Job:
Quote each record exactly, please, leaving none out.

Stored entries
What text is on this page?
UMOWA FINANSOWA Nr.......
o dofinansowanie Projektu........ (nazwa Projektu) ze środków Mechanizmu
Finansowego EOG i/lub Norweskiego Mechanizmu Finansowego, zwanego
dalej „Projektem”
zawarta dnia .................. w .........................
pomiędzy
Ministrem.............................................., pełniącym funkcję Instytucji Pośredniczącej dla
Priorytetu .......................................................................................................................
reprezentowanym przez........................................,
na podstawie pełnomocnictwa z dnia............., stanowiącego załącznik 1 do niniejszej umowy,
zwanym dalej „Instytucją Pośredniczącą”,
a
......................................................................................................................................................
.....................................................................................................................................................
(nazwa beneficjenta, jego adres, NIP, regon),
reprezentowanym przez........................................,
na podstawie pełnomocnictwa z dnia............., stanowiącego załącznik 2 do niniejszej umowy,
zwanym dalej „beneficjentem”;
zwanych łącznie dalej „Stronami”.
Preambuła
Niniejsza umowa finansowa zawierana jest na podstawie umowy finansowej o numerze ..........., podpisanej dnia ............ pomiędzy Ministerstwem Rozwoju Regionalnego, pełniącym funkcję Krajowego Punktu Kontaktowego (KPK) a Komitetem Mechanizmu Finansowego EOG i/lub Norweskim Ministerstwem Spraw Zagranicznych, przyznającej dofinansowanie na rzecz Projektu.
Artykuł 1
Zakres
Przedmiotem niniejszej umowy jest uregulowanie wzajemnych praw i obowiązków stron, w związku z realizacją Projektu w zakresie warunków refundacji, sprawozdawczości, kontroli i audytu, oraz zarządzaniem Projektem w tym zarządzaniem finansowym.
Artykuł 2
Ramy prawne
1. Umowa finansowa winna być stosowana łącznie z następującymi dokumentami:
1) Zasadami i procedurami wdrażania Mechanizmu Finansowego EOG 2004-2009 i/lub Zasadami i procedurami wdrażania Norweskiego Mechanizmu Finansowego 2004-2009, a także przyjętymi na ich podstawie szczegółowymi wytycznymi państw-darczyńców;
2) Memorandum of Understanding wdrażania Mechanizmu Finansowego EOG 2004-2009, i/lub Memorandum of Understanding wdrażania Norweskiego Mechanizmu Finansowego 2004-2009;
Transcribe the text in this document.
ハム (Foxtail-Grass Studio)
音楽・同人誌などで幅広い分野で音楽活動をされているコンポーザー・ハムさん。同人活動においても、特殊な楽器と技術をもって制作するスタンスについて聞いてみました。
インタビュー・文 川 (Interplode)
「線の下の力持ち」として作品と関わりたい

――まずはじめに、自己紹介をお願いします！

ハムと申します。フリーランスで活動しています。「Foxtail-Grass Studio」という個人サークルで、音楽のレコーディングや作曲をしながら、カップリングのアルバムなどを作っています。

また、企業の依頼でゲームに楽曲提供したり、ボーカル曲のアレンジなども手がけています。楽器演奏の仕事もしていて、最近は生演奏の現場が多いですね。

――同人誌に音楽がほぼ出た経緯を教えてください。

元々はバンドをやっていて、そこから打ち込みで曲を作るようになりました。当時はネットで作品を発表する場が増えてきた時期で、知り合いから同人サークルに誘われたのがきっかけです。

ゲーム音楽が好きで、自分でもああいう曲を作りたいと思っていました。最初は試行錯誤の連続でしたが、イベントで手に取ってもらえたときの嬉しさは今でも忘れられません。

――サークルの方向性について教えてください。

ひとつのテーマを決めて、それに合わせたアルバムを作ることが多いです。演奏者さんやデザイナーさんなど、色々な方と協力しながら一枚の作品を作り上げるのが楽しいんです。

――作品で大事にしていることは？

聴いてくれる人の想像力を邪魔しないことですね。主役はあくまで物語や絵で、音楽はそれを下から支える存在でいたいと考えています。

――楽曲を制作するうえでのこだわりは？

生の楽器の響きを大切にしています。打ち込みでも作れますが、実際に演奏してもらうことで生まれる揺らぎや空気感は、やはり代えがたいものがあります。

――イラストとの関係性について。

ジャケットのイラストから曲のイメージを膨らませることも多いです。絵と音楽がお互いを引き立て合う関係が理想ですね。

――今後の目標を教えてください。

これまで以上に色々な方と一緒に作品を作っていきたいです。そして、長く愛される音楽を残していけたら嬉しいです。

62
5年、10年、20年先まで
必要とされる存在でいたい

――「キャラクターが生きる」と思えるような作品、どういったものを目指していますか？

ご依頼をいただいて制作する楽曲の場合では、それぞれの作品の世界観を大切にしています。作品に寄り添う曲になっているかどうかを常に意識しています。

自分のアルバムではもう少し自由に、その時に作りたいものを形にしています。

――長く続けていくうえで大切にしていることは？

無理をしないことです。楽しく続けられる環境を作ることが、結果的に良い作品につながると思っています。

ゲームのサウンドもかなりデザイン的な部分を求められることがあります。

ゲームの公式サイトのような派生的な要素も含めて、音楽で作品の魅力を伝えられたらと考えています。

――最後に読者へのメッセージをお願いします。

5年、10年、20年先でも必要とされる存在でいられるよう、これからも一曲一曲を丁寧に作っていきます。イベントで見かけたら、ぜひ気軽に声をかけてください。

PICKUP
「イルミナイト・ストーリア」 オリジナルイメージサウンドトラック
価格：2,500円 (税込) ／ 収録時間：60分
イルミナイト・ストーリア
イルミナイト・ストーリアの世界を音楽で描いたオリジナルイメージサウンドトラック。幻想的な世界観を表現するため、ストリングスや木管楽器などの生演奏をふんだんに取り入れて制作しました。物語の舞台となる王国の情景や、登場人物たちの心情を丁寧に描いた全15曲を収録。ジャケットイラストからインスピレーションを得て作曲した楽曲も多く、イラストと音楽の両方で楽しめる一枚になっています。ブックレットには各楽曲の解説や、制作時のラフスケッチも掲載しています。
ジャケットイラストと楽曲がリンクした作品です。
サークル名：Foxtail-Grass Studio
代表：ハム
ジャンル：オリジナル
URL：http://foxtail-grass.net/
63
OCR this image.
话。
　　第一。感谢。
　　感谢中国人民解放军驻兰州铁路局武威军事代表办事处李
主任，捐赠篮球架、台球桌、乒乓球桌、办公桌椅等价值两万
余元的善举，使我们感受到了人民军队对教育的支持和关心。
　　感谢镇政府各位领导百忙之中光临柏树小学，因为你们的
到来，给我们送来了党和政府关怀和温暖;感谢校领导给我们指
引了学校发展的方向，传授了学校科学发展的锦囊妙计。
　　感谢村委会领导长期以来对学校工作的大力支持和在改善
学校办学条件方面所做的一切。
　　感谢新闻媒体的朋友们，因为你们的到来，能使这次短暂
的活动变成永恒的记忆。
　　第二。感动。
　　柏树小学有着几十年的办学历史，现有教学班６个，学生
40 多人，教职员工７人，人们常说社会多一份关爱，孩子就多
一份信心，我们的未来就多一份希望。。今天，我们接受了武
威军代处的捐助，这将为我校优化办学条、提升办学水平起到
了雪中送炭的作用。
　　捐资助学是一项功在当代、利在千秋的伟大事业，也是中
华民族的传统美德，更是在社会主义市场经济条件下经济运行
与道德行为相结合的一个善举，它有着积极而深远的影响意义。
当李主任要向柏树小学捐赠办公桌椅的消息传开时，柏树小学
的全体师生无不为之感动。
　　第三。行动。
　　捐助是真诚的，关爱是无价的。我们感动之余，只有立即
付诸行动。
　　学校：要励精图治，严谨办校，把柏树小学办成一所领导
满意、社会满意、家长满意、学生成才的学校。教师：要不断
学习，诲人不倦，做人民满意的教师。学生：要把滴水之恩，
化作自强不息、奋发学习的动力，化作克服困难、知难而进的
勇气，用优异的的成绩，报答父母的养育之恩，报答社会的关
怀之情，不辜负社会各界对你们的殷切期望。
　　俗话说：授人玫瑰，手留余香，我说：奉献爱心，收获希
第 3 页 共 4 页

Problem solution:
What text is on this page?
UMOWA FINANSOWA Nr.......
o dofinansowanie Projektu........ (nazwa Projektu) ze środków Mechanizmu
Finansowego EOG i/lub Norweskiego Mechanizmu Finansowego, zwanego
dalej „Projektem”
zawarta dnia .................. w .........................
pomiędzy
Ministrem.............................................., pełniącym funkcję Instytucji Pośredniczącej dla
Priorytetu .......................................................................................................................
reprezentowanym przez........................................,
na podstawie pełnomocnictwa z dnia............., stanowiącego załącznik 1 do niniejszej umowy,
zwanym dalej „Instytucją Pośredniczącą”,
a
......................................................................................................................................................
.....................................................................................................................................................
(nazwa beneficjenta, jego adres, NIP, regon),
reprezentowanym przez........................................,
na podstawie pełnomocnictwa z dnia............., stanowiącego załącznik 2 do niniejszej umowy,
zwanym dalej „beneficjentem”;
zwanych łącznie dalej „Stronami”.
Preambuła
Niniejsza umowa finansowa zawierana jest na podstawie umowy finansowej o numerze ..........., podpisanej dnia ............ pomiędzy Ministerstwem Rozwoju Regionalnego, pełniącym funkcję Krajowego Punktu Kontaktowego (KPK) a Komitetem Mechanizmu Finansowego EOG i/lub Norweskim Ministerstwem Spraw Zagranicznych, przyznającej dofinansowanie na rzecz Projektu.
Artykuł 1
Zakres
Przedmiotem niniejszej umowy jest uregulowanie wzajemnych praw i obowiązków stron, w związku z realizacją Projektu w zakresie warunków refundacji, sprawozdawczości, kontroli i audytu, oraz zarządzaniem Projektem w tym zarządzaniem finansowym.
Artykuł 2
Ramy prawne
1. Umowa finansowa winna być stosowana łącznie z następującymi dokumentami:
1) Zasadami i procedurami wdrażania Mechanizmu Finansowego EOG 2004-2009 i/lub Zasadami i procedurami wdrażania Norweskiego Mechanizmu Finansowego 2004-2009, a także przyjętymi na ich podstawie szczegółowymi wytycznymi państw-darczyńców;
2) Memorandum of Understanding wdrażania Mechanizmu Finansowego EOG 2004-2009, i/lub Memorandum of Understanding wdrażania Norweskiego Mechanizmu Finansowego 2004-2009;
Transcribe the text in this document.
ハム (Foxtail-Grass Studio)
音楽・同人誌などで幅広い分野で音楽活動をされているコンポーザー・ハムさん。同人活動においても、特殊な楽器と技術をもって制作するスタンスについて聞いてみました。
インタビュー・文 川 (Interplode)
「線の下の力持ち」として作品と関わりたい

――まずはじめに、自己紹介をお願いします！

ハムと申します。フリーランスで活動しています。「Foxtail-Grass Studio」という個人サークルで、音楽のレコーディングや作曲をしながら、カップリングのアルバムなどを作っています。

また、企業の依頼でゲームに楽曲提供したり、ボーカル曲のアレンジなども手がけています。楽器演奏の仕事もしていて、最近は生演奏の現場が多いですね。

――同人誌に音楽がほぼ出た経緯を教えてください。

元々はバンドをやっていて、そこから打ち込みで曲を作るようになりました。当時はネットで作品を発表する場が増えてきた時期で、知り合いから同人サークルに誘われたのがきっかけです。

ゲーム音楽が好きで、自分でもああいう曲を作りたいと思っていました。最初は試行錯誤の連続でしたが、イベントで手に取ってもらえたときの嬉しさは今でも忘れられません。

――サークルの方向性について教えてください。

ひとつのテーマを決めて、それに合わせたアルバムを作ることが多いです。演奏者さんやデザイナーさんなど、色々な方と協力しながら一枚の作品を作り上げるのが楽しいんです。

――作品で大事にしていることは？

聴いてくれる人の想像力を邪魔しないことですね。主役はあくまで物語や絵で、音楽はそれを下から支える存在でいたいと考えています。

――楽曲を制作するうえでのこだわりは？

生の楽器の響きを大切にしています。打ち込みでも作れますが、実際に演奏してもらうことで生まれる揺らぎや空気感は、やはり代えがたいものがあります。

――イラストとの関係性について。

ジャケットのイラストから曲のイメージを膨らませることも多いです。絵と音楽がお互いを引き立て合う関係が理想ですね。

――今後の目標を教えてください。

これまで以上に色々な方と一緒に作品を作っていきたいです。そして、長く愛される音楽を残していけたら嬉しいです。

62
5年、10年、20年先まで
必要とされる存在でいたい

――「キャラクターが生きる」と思えるような作品、どういったものを目指していますか？

ご依頼をいただいて制作する楽曲の場合では、それぞれの作品の世界観を大切にしています。作品に寄り添う曲になっているかどうかを常に意識しています。

自分のアルバムではもう少し自由に、その時に作りたいものを形にしています。

――長く続けていくうえで大切にしていることは？

無理をしないことです。楽しく続けられる環境を作ることが、結果的に良い作品につながると思っています。

ゲームのサウンドもかなりデザイン的な部分を求められることがあります。

ゲームの公式サイトのような派生的な要素も含めて、音楽で作品の魅力を伝えられたらと考えています。

――最後に読者へのメッセージをお願いします。

5年、10年、20年先でも必要とされる存在でいられるよう、これからも一曲一曲を丁寧に作っていきます。イベントで見かけたら、ぜひ気軽に声をかけてください。

PICKUP
「イルミナイト・ストーリア」 オリジナルイメージサウンドトラック
価格：2,500円 (税込) ／ 収録時間：60分
イルミナイト・ストーリア
イルミナイト・ストーリアの世界を音楽で描いたオリジナルイメージサウンドトラック。幻想的な世界観を表現するため、ストリングスや木管楽器などの生演奏をふんだんに取り入れて制作しました。物語の舞台となる王国の情景や、登場人物たちの心情を丁寧に描いた全15曲を収録。ジャケットイラストからインスピレーションを得て作曲した楽曲も多く、イラストと音楽の両方で楽しめる一枚になっています。ブックレットには各楽曲の解説や、制作時のラフスケッチも掲載しています。
ジャケットイラストと楽曲がリンクした作品です。
サークル名：Foxtail-Grass Studio
代表：ハム
ジャンル：オリジナル
URL：http://foxtail-grass.net/
63
OCR this image.
话。
　　第一。感谢。
　　感谢中国人民解放军驻兰州铁路局武威军事代表办事处李
主任，捐赠篮球架、台球桌、乒乓球桌、办公桌椅等价值两万
余元的善举，使我们感受到了人民军队对教育的支持和关心。
　　感谢镇政府各位领导百忙之中光临柏树小学，因为你们的
到来，给我们送来了党和政府关怀和温暖;感谢校领导给我们指
引了学校发展的方向，传授了学校科学发展的锦囊妙计。
　　感谢村委会领导长期以来对学校工作的大力支持和在改善
学校办学条件方面所做的一切。
　　感谢新闻媒体的朋友们，因为你们的到来，能使这次短暂
的活动变成永恒的记忆。
　　第二。感动。
　　柏树小学有着几十年的办学历史，现有教学班６个，学生
40 多人，教职员工７人，人们常说社会多一份关爱，孩子就多
一份信心，我们的未来就多一份希望。。今天，我们接受了武
威军代处的捐助，这将为我校优化办学条、提升办学水平起到
了雪中送炭的作用。
　　捐资助学是一项功在当代、利在千秋的伟大事业，也是中
华民族的传统美德，更是在社会主义市场经济条件下经济运行
与道德行为相结合的一个善举，它有着积极而深远的影响意义。
当李主任要向柏树小学捐赠办公桌椅的消息传开时，柏树小学
的全体师生无不为之感动。
　　第三。行动。
　　捐助是真诚的，关爱是无价的。我们感动之余，只有立即
付诸行动。
　　学校：要励精图治，严谨办校，把柏树小学办成一所领导
满意、社会满意、家长满意、学生成才的学校。教师：要不断
学习，诲人不倦，做人民满意的教师。学生：要把滴水之恩，
化作自强不息、奋发学习的动力，化作克服困难、知难而进的
勇气，用优异的的成绩，报答父母的养育之恩，报答社会的关
怀之情，不辜负社会各界对你们的殷切期望。
　　俗话说：授人玫瑰，手留余香，我说：奉献爱心，收获希
第 3 页 共 4 页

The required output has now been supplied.